§ **Instruction**:
Here are some records; return them all exactly.

§ **Data entries**:
┌──

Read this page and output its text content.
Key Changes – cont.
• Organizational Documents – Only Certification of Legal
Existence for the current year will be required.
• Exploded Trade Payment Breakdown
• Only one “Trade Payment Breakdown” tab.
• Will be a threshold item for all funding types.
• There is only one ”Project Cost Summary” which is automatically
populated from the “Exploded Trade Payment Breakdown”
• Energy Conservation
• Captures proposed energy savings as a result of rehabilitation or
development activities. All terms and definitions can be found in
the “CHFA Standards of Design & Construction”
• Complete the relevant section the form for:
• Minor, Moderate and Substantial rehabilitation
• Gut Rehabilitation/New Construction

└──

§ **Task response**:
Read this page and output its text content.
Key Changes – cont.
• Organizational Documents – Only Certification of Legal
Existence for the current year will be required.
• Exploded Trade Payment Breakdown
• Only one “Trade Payment Breakdown” tab.
• Will be a threshold item for all funding types.
• There is only one ”Project Cost Summary” which is automatically
populated from the “Exploded Trade Payment Breakdown”
• Energy Conservation
• Captures proposed energy savings as a result of rehabilitation or
development activities. All terms and definitions can be found in
the “CHFA Standards of Design & Construction”
• Complete the relevant section the form for:
• Minor, Moderate and Substantial rehabilitation
• Gut Rehabilitation/New Construction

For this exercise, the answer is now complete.